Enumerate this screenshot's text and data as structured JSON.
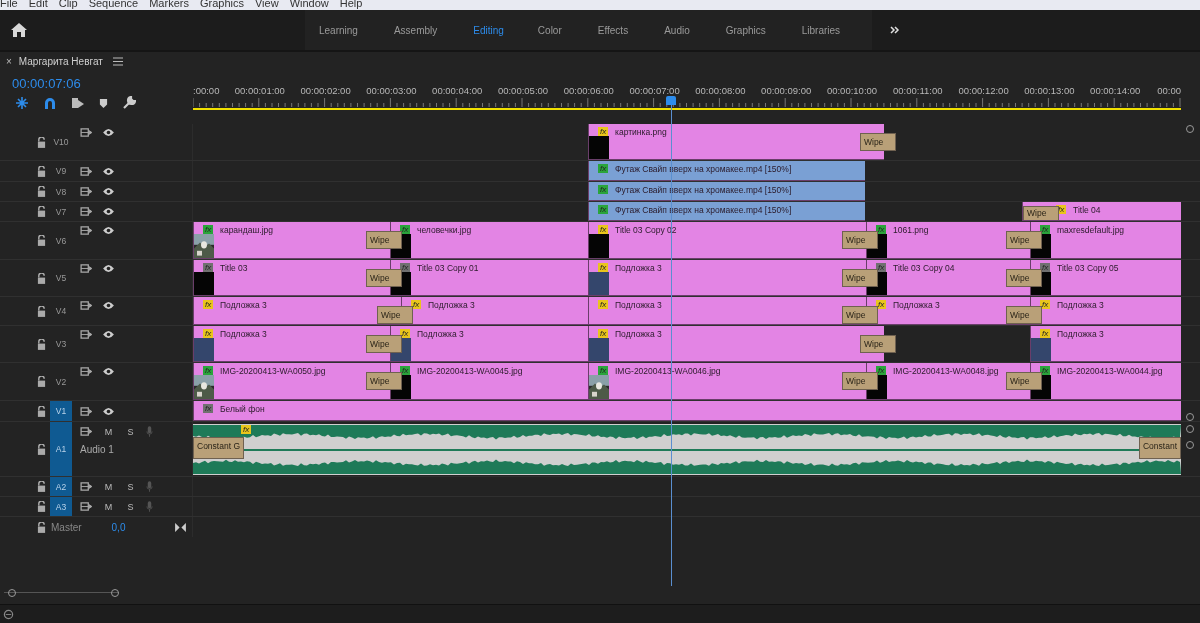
{
  "menu": [
    "File",
    "Edit",
    "Clip",
    "Sequence",
    "Markers",
    "Graphics",
    "View",
    "Window",
    "Help"
  ],
  "workspaces": [
    {
      "label": "Learning",
      "selected": false
    },
    {
      "label": "Assembly",
      "selected": false
    },
    {
      "label": "Editing",
      "selected": true
    },
    {
      "label": "Color",
      "selected": false
    },
    {
      "label": "Effects",
      "selected": false
    },
    {
      "label": "Audio",
      "selected": false
    },
    {
      "label": "Graphics",
      "selected": false
    },
    {
      "label": "Libraries",
      "selected": false
    }
  ],
  "sequence": {
    "close": "×",
    "title": "Маргарита Невгат",
    "timecode": "00:00:07:06"
  },
  "ruler": {
    "ticks": [
      ":00:00",
      "00:00:01:00",
      "00:00:02:00",
      "00:00:03:00",
      "00:00:04:00",
      "00:00:05:00",
      "00:00:06:00",
      "00:00:07:00",
      "00:00:08:00",
      "00:00:09:00",
      "00:00:10:00",
      "00:00:11:00",
      "00:00:12:00",
      "00:00:13:00",
      "00:00:14:00",
      "00:00"
    ]
  },
  "tracks": [
    {
      "name": "V10",
      "kind": "video",
      "targeted": false,
      "clips": [
        {
          "name": "картинка.png",
          "badge": {
            "label": "fx",
            "kind": "intrinsic"
          },
          "color": "#e384e4",
          "thumbnail": {
            "kind": "black"
          },
          "transition_out": "Wipe"
        }
      ]
    },
    {
      "name": "V9",
      "kind": "video",
      "targeted": false,
      "clips": [
        {
          "name": "Футаж Свайп вверх на хромакее.mp4 [150%]",
          "badge": {
            "label": "fx",
            "kind": "applied"
          },
          "color": "#7aa0d4"
        }
      ]
    },
    {
      "name": "V8",
      "kind": "video",
      "targeted": false,
      "clips": [
        {
          "name": "Футаж Свайп вверх на хромакее.mp4 [150%]",
          "badge": {
            "label": "fx",
            "kind": "applied"
          },
          "color": "#7aa0d4"
        }
      ]
    },
    {
      "name": "V7",
      "kind": "video",
      "targeted": false,
      "clips": [
        {
          "name": "Футаж Свайп вверх на хромакее.mp4 [150%]",
          "badge": {
            "label": "fx",
            "kind": "applied"
          },
          "color": "#7aa0d4"
        },
        {
          "name": "Title 04",
          "badge": {
            "label": "fx",
            "kind": "intrinsic"
          },
          "color": "#e384e4",
          "transition_in": "Wipe"
        }
      ]
    },
    {
      "name": "V6",
      "kind": "video",
      "targeted": false,
      "clips": [
        {
          "name": "карандаш.jpg",
          "badge": {
            "label": "fx",
            "kind": "applied"
          },
          "color": "#e384e4",
          "transition_out": "Wipe"
        },
        {
          "name": "человечки.jpg",
          "badge": {
            "label": "fx",
            "kind": "applied"
          },
          "color": "#e384e4",
          "thumbnail": {
            "kind": "black"
          }
        },
        {
          "name": "Title 03 Copy 02",
          "badge": {
            "label": "fx",
            "kind": "intrinsic"
          },
          "color": "#e384e4",
          "thumbnail": {
            "kind": "black"
          },
          "transition_out": "Wipe"
        },
        {
          "name": "1061.png",
          "badge": {
            "label": "fx",
            "kind": "applied"
          },
          "color": "#e384e4",
          "thumbnail": {
            "kind": "black"
          },
          "transition_out": "Wipe"
        },
        {
          "name": "maxresdefault.jpg",
          "badge": {
            "label": "fx",
            "kind": "applied"
          },
          "color": "#e384e4",
          "thumbnail": {
            "kind": "black"
          }
        }
      ]
    },
    {
      "name": "V5",
      "kind": "video",
      "targeted": false,
      "clips": [
        {
          "name": "Title 03",
          "badge": {
            "label": "fx",
            "kind": "none"
          },
          "color": "#e384e4",
          "thumbnail": {
            "kind": "black"
          },
          "transition_out": "Wipe"
        },
        {
          "name": "Title 03 Copy 01",
          "badge": {
            "label": "fx",
            "kind": "none"
          },
          "color": "#e384e4",
          "thumbnail": {
            "kind": "black"
          }
        },
        {
          "name": "Подложка 3",
          "badge": {
            "label": "fx",
            "kind": "intrinsic"
          },
          "color": "#e384e4",
          "thumbnail": {
            "kind": "matte"
          },
          "transition_out": "Wipe"
        },
        {
          "name": "Title 03 Copy 04",
          "badge": {
            "label": "fx",
            "kind": "none"
          },
          "color": "#e384e4",
          "thumbnail": {
            "kind": "black"
          },
          "transition_out": "Wipe"
        },
        {
          "name": "Title 03 Copy 05",
          "badge": {
            "label": "fx",
            "kind": "none"
          },
          "color": "#e384e4",
          "thumbnail": {
            "kind": "black"
          }
        }
      ]
    },
    {
      "name": "V4",
      "kind": "video",
      "targeted": false,
      "clips": [
        {
          "name": "Подложка 3",
          "badge": {
            "label": "fx",
            "kind": "intrinsic"
          },
          "color": "#e384e4",
          "transition_out": "Wipe"
        },
        {
          "name": "Подложка 3",
          "badge": {
            "label": "fx",
            "kind": "intrinsic"
          },
          "color": "#e384e4"
        },
        {
          "name": "Подложка 3",
          "badge": {
            "label": "fx",
            "kind": "intrinsic"
          },
          "color": "#e384e4",
          "transition_out": "Wipe"
        },
        {
          "name": "Подложка 3",
          "badge": {
            "label": "fx",
            "kind": "intrinsic"
          },
          "color": "#e384e4",
          "transition_out": "Wipe"
        },
        {
          "name": "Подложка 3",
          "badge": {
            "label": "fx",
            "kind": "intrinsic"
          },
          "color": "#e384e4"
        }
      ]
    },
    {
      "name": "V3",
      "kind": "video",
      "targeted": false,
      "clips": [
        {
          "name": "Подложка 3",
          "badge": {
            "label": "fx",
            "kind": "intrinsic"
          },
          "color": "#e384e4",
          "thumbnail": {
            "kind": "matte"
          },
          "transition_out": "Wipe"
        },
        {
          "name": "Подложка 3",
          "badge": {
            "label": "fx",
            "kind": "intrinsic"
          },
          "color": "#e384e4",
          "thumbnail": {
            "kind": "matte"
          }
        },
        {
          "name": "Подложка 3",
          "badge": {
            "label": "fx",
            "kind": "intrinsic"
          },
          "color": "#e384e4",
          "thumbnail": {
            "kind": "matte"
          },
          "transition_out": "Wipe"
        },
        {
          "name": "Подложка 3",
          "badge": {
            "label": "fx",
            "kind": "intrinsic"
          },
          "color": "#e384e4",
          "thumbnail": {
            "kind": "matte"
          }
        }
      ]
    },
    {
      "name": "V2",
      "kind": "video",
      "targeted": false,
      "clips": [
        {
          "name": "IMG-20200413-WA0050.jpg",
          "badge": {
            "label": "fx",
            "kind": "applied"
          },
          "color": "#e384e4",
          "transition_out": "Wipe"
        },
        {
          "name": "IMG-20200413-WA0045.jpg",
          "badge": {
            "label": "fx",
            "kind": "applied"
          },
          "color": "#e384e4",
          "thumbnail": {
            "kind": "black"
          }
        },
        {
          "name": "IMG-20200413-WA0046.jpg",
          "badge": {
            "label": "fx",
            "kind": "applied"
          },
          "color": "#e384e4",
          "transition_out": "Wipe"
        },
        {
          "name": "IMG-20200413-WA0048.jpg",
          "badge": {
            "label": "fx",
            "kind": "applied"
          },
          "color": "#e384e4",
          "thumbnail": {
            "kind": "black"
          },
          "transition_out": "Wipe"
        },
        {
          "name": "IMG-20200413-WA0044.jpg",
          "badge": {
            "label": "fx",
            "kind": "applied"
          },
          "color": "#e384e4",
          "thumbnail": {
            "kind": "black"
          }
        }
      ]
    },
    {
      "name": "V1",
      "kind": "video",
      "targeted": true,
      "clips": [
        {
          "name": "Белый фон",
          "badge": {
            "label": "fx",
            "kind": "none"
          },
          "color": "#e384e4"
        }
      ]
    },
    {
      "name": "A1",
      "kind": "audio",
      "targeted": true,
      "title": "Audio 1",
      "mute": "M",
      "solo": "S",
      "clips": [
        {
          "badge": {
            "label": "fx",
            "kind": "intrinsic"
          },
          "transition_in": "Constant G",
          "transition_out": "Constant"
        }
      ]
    },
    {
      "name": "A2",
      "kind": "audio",
      "targeted": true,
      "mute": "M",
      "solo": "S"
    },
    {
      "name": "A3",
      "kind": "audio",
      "targeted": true,
      "mute": "M",
      "solo": "S"
    }
  ],
  "master": {
    "label": "Master",
    "value": "0,0"
  }
}
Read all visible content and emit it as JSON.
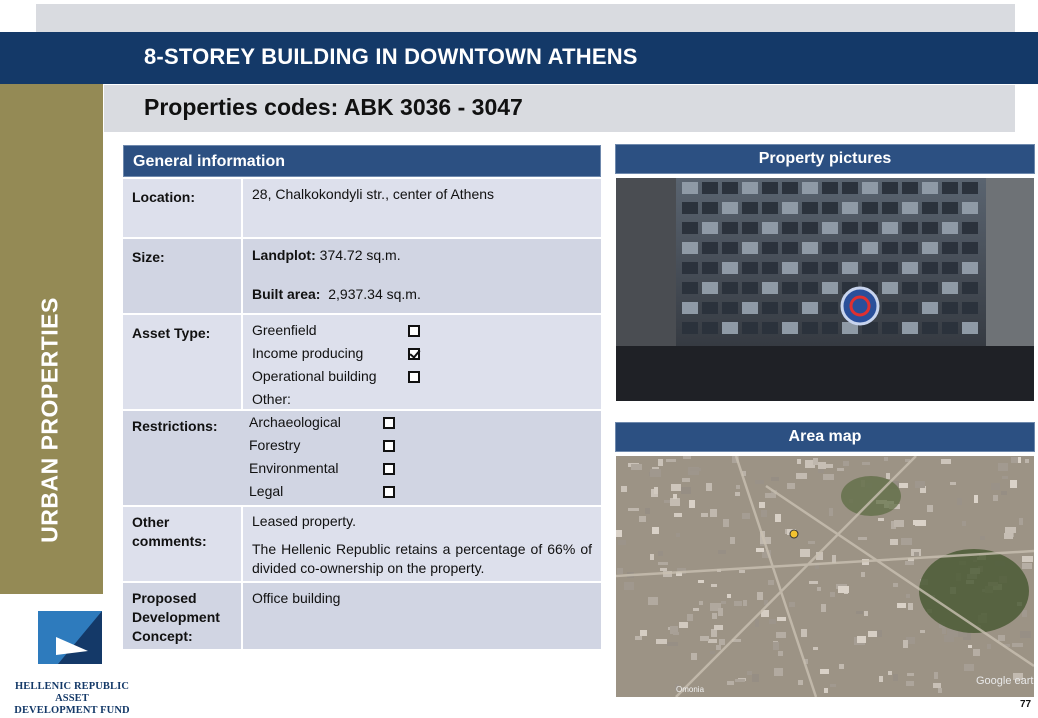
{
  "title": "8-STOREY BUILDING IN DOWNTOWN ATHENS",
  "subtitle": "Properties codes: ABK 3036 - 3047",
  "side_label": "URBAN PROPERTIES",
  "org": {
    "line1": "HELLENIC REPUBLIC ASSET",
    "line2": "DEVELOPMENT FUND"
  },
  "general": {
    "header": "General information",
    "location": {
      "label": "Location:",
      "value": "28, Chalkokondyli  str., center of Athens"
    },
    "size": {
      "label": "Size:",
      "landplot_label": "Landplot:",
      "landplot_value": "374.72 sq.m.",
      "built_label": "Built area:",
      "built_value": "2,937.34 sq.m."
    },
    "asset_type": {
      "label": "Asset Type:",
      "options": [
        {
          "label": "Greenfield",
          "checked": false
        },
        {
          "label": "Income producing",
          "checked": true
        },
        {
          "label": "Operational building",
          "checked": false
        }
      ],
      "other": "Other:"
    },
    "restrictions": {
      "label": "Restrictions:",
      "options": [
        {
          "label": "Archaeological",
          "checked": false
        },
        {
          "label": "Forestry",
          "checked": false
        },
        {
          "label": "Environmental",
          "checked": false
        },
        {
          "label": "Legal",
          "checked": false
        }
      ]
    },
    "other_comments": {
      "label_line1": "Other",
      "label_line2": "comments:",
      "text1": "Leased property.",
      "text2": "The Hellenic Republic retains a percentage of 66% of divided co-ownership on the property."
    },
    "proposed": {
      "label_line1": "Proposed",
      "label_line2": "Development",
      "label_line3": "Concept:",
      "value": "Office building"
    }
  },
  "pictures_header": "Property pictures",
  "map_header": "Area map",
  "map_labels": [
    "Google earth",
    "Omonia"
  ],
  "page_number": "77",
  "colors": {
    "navy": "#143968",
    "panel_blue": "#2c5082",
    "olive": "#948a55",
    "grey": "#d9dbe0",
    "row": "#d1d5e3"
  }
}
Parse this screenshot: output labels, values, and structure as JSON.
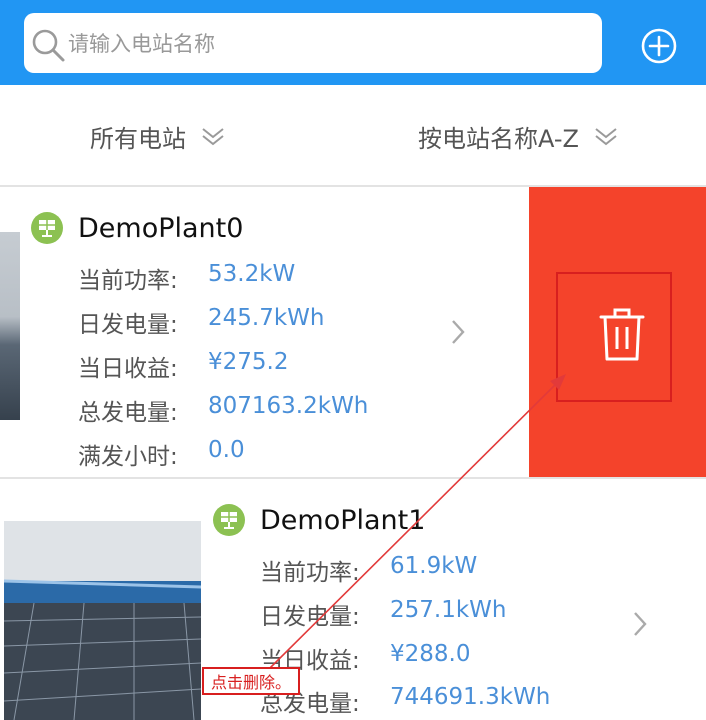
{
  "search": {
    "placeholder": "请输入电站名称"
  },
  "filters": {
    "station_filter": "所有电站",
    "sort_filter": "按电站名称A-Z"
  },
  "plants": [
    {
      "name": "DemoPlant0",
      "rows": [
        {
          "label": "当前功率:",
          "value": "53.2kW"
        },
        {
          "label": "日发电量:",
          "value": "245.7kWh"
        },
        {
          "label": "当日收益:",
          "value": "¥275.2"
        },
        {
          "label": "总发电量:",
          "value": "807163.2kWh"
        },
        {
          "label": "满发小时:",
          "value": "0.0"
        }
      ]
    },
    {
      "name": "DemoPlant1",
      "rows": [
        {
          "label": "当前功率:",
          "value": "61.9kW"
        },
        {
          "label": "日发电量:",
          "value": "257.1kWh"
        },
        {
          "label": "当日收益:",
          "value": "¥288.0"
        },
        {
          "label": "总发电量:",
          "value": "744691.3kWh"
        }
      ]
    }
  ],
  "annotation": {
    "text": "点击删除。"
  },
  "colors": {
    "topbar": "#2196f3",
    "delete": "#f4432b",
    "value_blue": "#4a8fd8",
    "annotation_red": "#d81f1f"
  }
}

Stated goal :: Exactly the lines from the line with "Parse this screenshot: output" through the last line of the listing, both included, should be extracted, and the pictures left behind.

In response ::
Parse this screenshot: output labels, values, and structure as JSON.
{
  "search": {
    "placeholder": "请输入电站名称"
  },
  "filters": {
    "station_filter": "所有电站",
    "sort_filter": "按电站名称A-Z"
  },
  "plants": [
    {
      "name": "DemoPlant0",
      "rows": [
        {
          "label": "当前功率:",
          "value": "53.2kW"
        },
        {
          "label": "日发电量:",
          "value": "245.7kWh"
        },
        {
          "label": "当日收益:",
          "value": "¥275.2"
        },
        {
          "label": "总发电量:",
          "value": "807163.2kWh"
        },
        {
          "label": "满发小时:",
          "value": "0.0"
        }
      ]
    },
    {
      "name": "DemoPlant1",
      "rows": [
        {
          "label": "当前功率:",
          "value": "61.9kW"
        },
        {
          "label": "日发电量:",
          "value": "257.1kWh"
        },
        {
          "label": "当日收益:",
          "value": "¥288.0"
        },
        {
          "label": "总发电量:",
          "value": "744691.3kWh"
        }
      ]
    }
  ],
  "annotation": {
    "text": "点击删除。"
  },
  "colors": {
    "topbar": "#2196f3",
    "delete": "#f4432b",
    "value_blue": "#4a8fd8",
    "annotation_red": "#d81f1f"
  }
}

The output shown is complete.